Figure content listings
——————————

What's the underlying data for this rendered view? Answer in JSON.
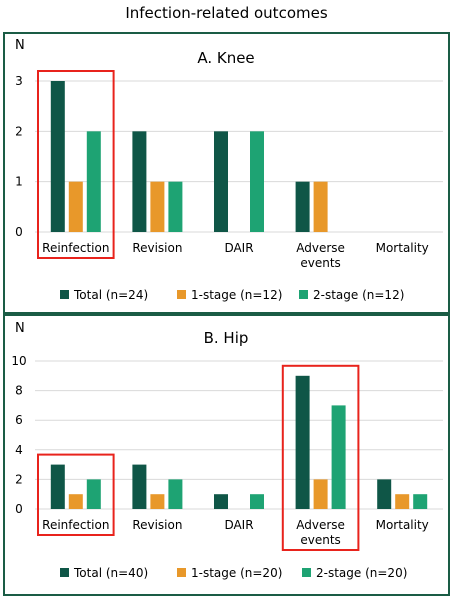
{
  "title": "Infection-related outcomes",
  "colors": {
    "total": "#0f5647",
    "one_stage": "#e8982a",
    "two_stage": "#1ea373",
    "highlight": "#e8231c",
    "frame": "#1a5c45",
    "grid": "#d9d9d9"
  },
  "chart_data": [
    {
      "type": "bar",
      "title": "A. Knee",
      "ylabel": "N",
      "ylim": [
        0,
        3
      ],
      "yticks": [
        0,
        1,
        2,
        3
      ],
      "grid": true,
      "legend_position": "bottom",
      "categories": [
        "Reinfection",
        "Revision",
        "DAIR",
        "Adverse events",
        "Mortality"
      ],
      "category_lines": [
        [
          "Reinfection"
        ],
        [
          "Revision"
        ],
        [
          "DAIR"
        ],
        [
          "Adverse",
          "events"
        ],
        [
          "Mortality"
        ]
      ],
      "series": [
        {
          "name": "Total (n=24)",
          "values": [
            3,
            2,
            2,
            1,
            0
          ]
        },
        {
          "name": "1-stage (n=12)",
          "values": [
            1,
            1,
            0,
            1,
            0
          ]
        },
        {
          "name": "2-stage (n=12)",
          "values": [
            2,
            1,
            2,
            0,
            0
          ]
        }
      ],
      "highlighted_categories": [
        "Reinfection"
      ]
    },
    {
      "type": "bar",
      "title": "B. Hip",
      "ylabel": "N",
      "ylim": [
        0,
        10
      ],
      "yticks": [
        0,
        2,
        4,
        6,
        8,
        10
      ],
      "grid": true,
      "legend_position": "bottom",
      "categories": [
        "Reinfection",
        "Revision",
        "DAIR",
        "Adverse events",
        "Mortality"
      ],
      "category_lines": [
        [
          "Reinfection"
        ],
        [
          "Revision"
        ],
        [
          "DAIR"
        ],
        [
          "Adverse",
          "events"
        ],
        [
          "Mortality"
        ]
      ],
      "series": [
        {
          "name": "Total (n=40)",
          "values": [
            3,
            3,
            1,
            9,
            2
          ]
        },
        {
          "name": "1-stage (n=20)",
          "values": [
            1,
            1,
            0,
            2,
            1
          ]
        },
        {
          "name": "2-stage (n=20)",
          "values": [
            2,
            2,
            1,
            7,
            1
          ]
        }
      ],
      "highlighted_categories": [
        "Reinfection",
        "Adverse events"
      ]
    }
  ]
}
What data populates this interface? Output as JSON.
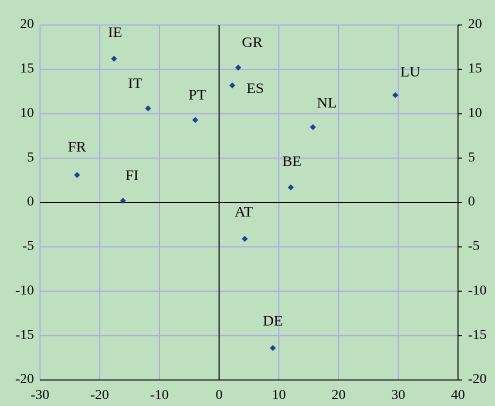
{
  "chart_data": {
    "type": "scatter",
    "labels": [
      "IE",
      "IT",
      "PT",
      "GR",
      "ES",
      "LU",
      "NL",
      "FR",
      "FI",
      "BE",
      "AT",
      "DE"
    ],
    "x": [
      -17.6,
      -11.9,
      -4.0,
      3.2,
      2.2,
      29.5,
      15.7,
      -23.8,
      -16.1,
      12.0,
      4.3,
      9.0
    ],
    "values": [
      16.2,
      10.6,
      9.3,
      15.2,
      13.2,
      12.1,
      8.5,
      3.1,
      0.2,
      1.7,
      -4.1,
      -16.4
    ],
    "color": "#1f3f9f",
    "xlim": [
      -30,
      40
    ],
    "xticks": [
      -30,
      -20,
      -10,
      0,
      10,
      20,
      30,
      40
    ],
    "ylim": [
      -20,
      20
    ],
    "yticks": [
      -20,
      -15,
      -10,
      -5,
      0,
      5,
      10,
      15,
      20
    ],
    "y2lim": [
      -20,
      20
    ],
    "y2ticks": [
      -20,
      -15,
      -10,
      -5,
      0,
      5,
      10,
      15,
      20
    ],
    "grid": true
  }
}
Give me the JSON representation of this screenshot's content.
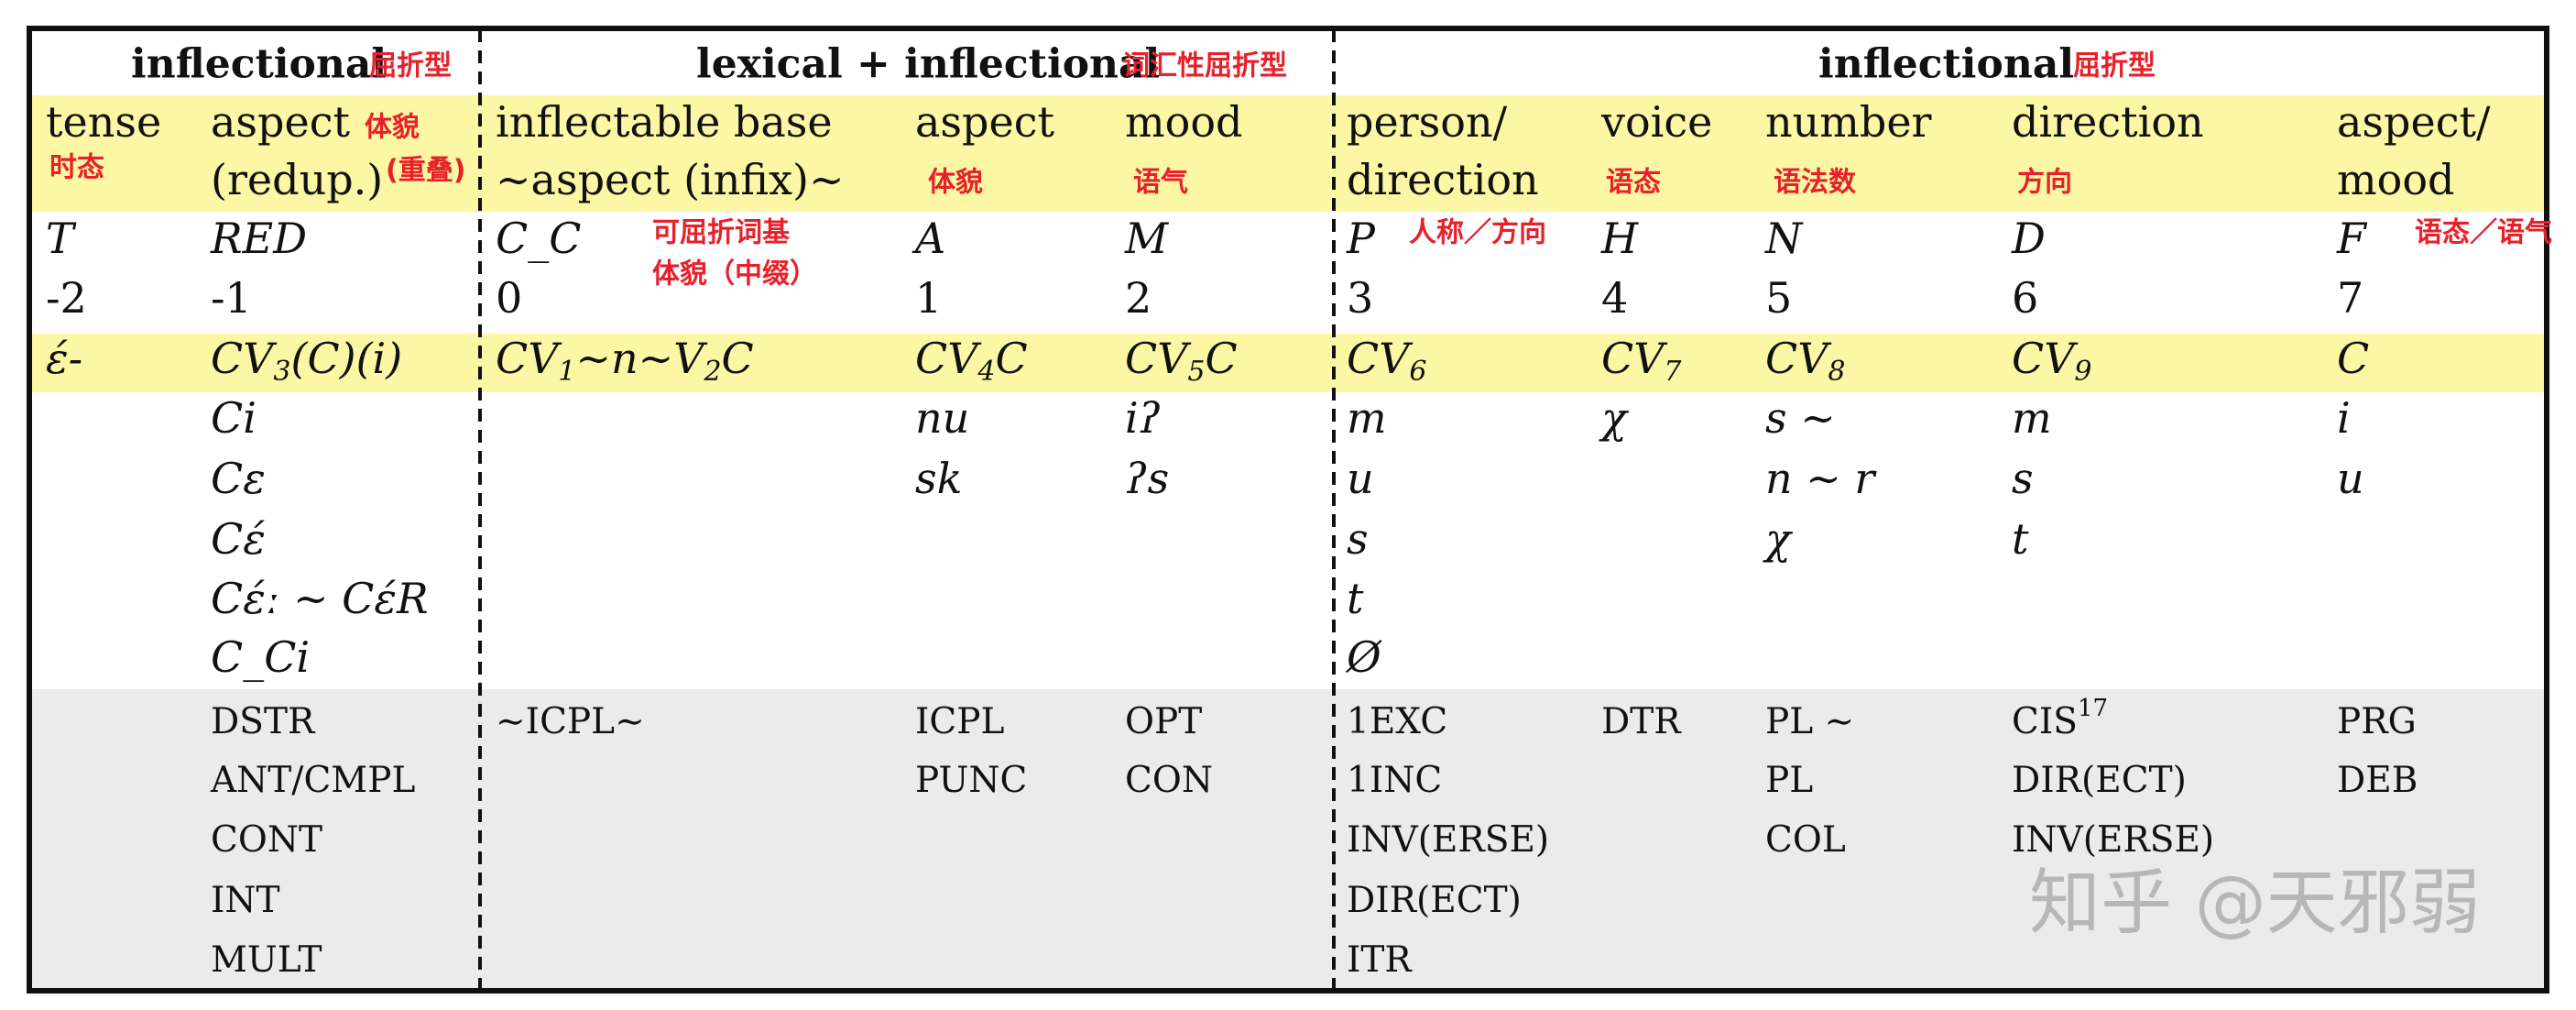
{
  "header_groups": [
    {
      "label": "inflectional",
      "note": "屈折型"
    },
    {
      "label": "lexical + inflectional",
      "note": "词汇性屈折型"
    },
    {
      "label": "inflectional",
      "note": "屈折型"
    }
  ],
  "columns": [
    {
      "name": [
        "tense"
      ],
      "notes": [
        "时态"
      ],
      "symbol": "T",
      "position": -2,
      "form": [
        "έ-"
      ]
    },
    {
      "name": [
        "aspect",
        "(redup.)"
      ],
      "notes": [
        "体貌",
        "(重叠)"
      ],
      "symbol": "RED",
      "position": -1,
      "form": [
        "CV",
        "3",
        "(C)(i)"
      ],
      "morphemes": [
        "Ci",
        "Cε",
        "Cέ",
        "Cέː ∼ CέR",
        "C_Ci"
      ],
      "glosses": [
        "DSTR",
        "ANT/CMPL",
        "CONT",
        "INT",
        "MULT"
      ]
    },
    {
      "name": [
        "inflectable base",
        "∼aspect (infix)∼"
      ],
      "notes": [
        "可屈折词基",
        "体貌（中缀）"
      ],
      "symbol": "C_C",
      "position": 0,
      "form": [
        "CV",
        "1",
        "∼n∼V",
        "2",
        "C"
      ],
      "glosses": [
        "∼ICPL∼"
      ]
    },
    {
      "name": [
        "aspect"
      ],
      "notes": [
        "体貌"
      ],
      "symbol": "A",
      "position": 1,
      "form": [
        "CV",
        "4",
        "C"
      ],
      "morphemes": [
        "nu",
        "sk"
      ],
      "glosses": [
        "ICPL",
        "PUNC"
      ]
    },
    {
      "name": [
        "mood"
      ],
      "notes": [
        "语气"
      ],
      "symbol": "M",
      "position": 2,
      "form": [
        "CV",
        "5",
        "C"
      ],
      "morphemes": [
        "iʔ",
        "ʔs"
      ],
      "glosses": [
        "OPT",
        "CON"
      ]
    },
    {
      "name": [
        "person/",
        "direction"
      ],
      "notes": [
        "人称／方向"
      ],
      "symbol": "P",
      "position": 3,
      "form": [
        "CV",
        "6"
      ],
      "morphemes": [
        "m",
        "u",
        "s",
        "t",
        "Ø"
      ],
      "glosses": [
        "1EXC",
        "1INC",
        "INV(ERSE)",
        "DIR(ECT)",
        "ITR"
      ]
    },
    {
      "name": [
        "voice"
      ],
      "notes": [
        "语态"
      ],
      "symbol": "H",
      "position": 4,
      "form": [
        "CV",
        "7"
      ],
      "morphemes": [
        "χ"
      ],
      "glosses": [
        "DTR"
      ]
    },
    {
      "name": [
        "number"
      ],
      "notes": [
        "语法数"
      ],
      "symbol": "N",
      "position": 5,
      "form": [
        "CV",
        "8"
      ],
      "morphemes": [
        "s ∼",
        "n ∼ r",
        "χ"
      ],
      "glosses": [
        "PL ∼",
        "PL",
        "COL"
      ]
    },
    {
      "name": [
        "direction"
      ],
      "notes": [
        "方向"
      ],
      "symbol": "D",
      "position": 6,
      "form": [
        "CV",
        "9"
      ],
      "morphemes": [
        "m",
        "s",
        "t"
      ],
      "glosses": [
        {
          "text": "CIS",
          "sup": "17"
        },
        "DIR(ECT)",
        "INV(ERSE)"
      ]
    },
    {
      "name": [
        "aspect/",
        "mood"
      ],
      "notes": [
        "语态／语气"
      ],
      "symbol": "F",
      "position": 7,
      "form": [
        "C"
      ],
      "morphemes": [
        "i",
        "u"
      ],
      "glosses": [
        "PRG",
        "DEB"
      ]
    }
  ],
  "watermark": "知乎 @天邪弱"
}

——————————

## JOB
Report how many lines in the records hold the word "What", giving the number and nothing else.

## RESPONSE FOR THIS EXERCISE
2